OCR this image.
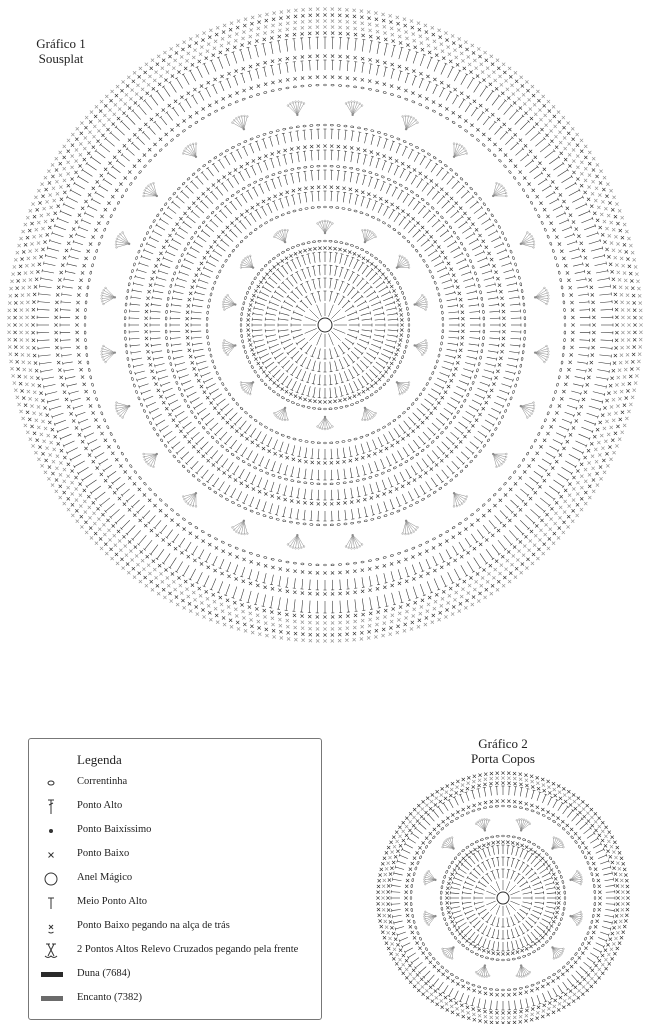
Gráfico 1
Sousplat
Gráfico 2
Porta Copos
Legenda
Correntinha
Ponto Alto
Ponto Baixíssimo
Ponto Baixo
Anel Mágico
Meio Ponto Alto
Ponto Baixo pegando na alça de trás
2 Pontos Altos Relevo Cruzados pegando pela frente
Duna (7684)
Encanto (7382)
____________________
- _Task details_
Show every line that contains the word "Baixo".

- _Output for this task_
Ponto Baixo
Ponto Baixo pegando na alça de trás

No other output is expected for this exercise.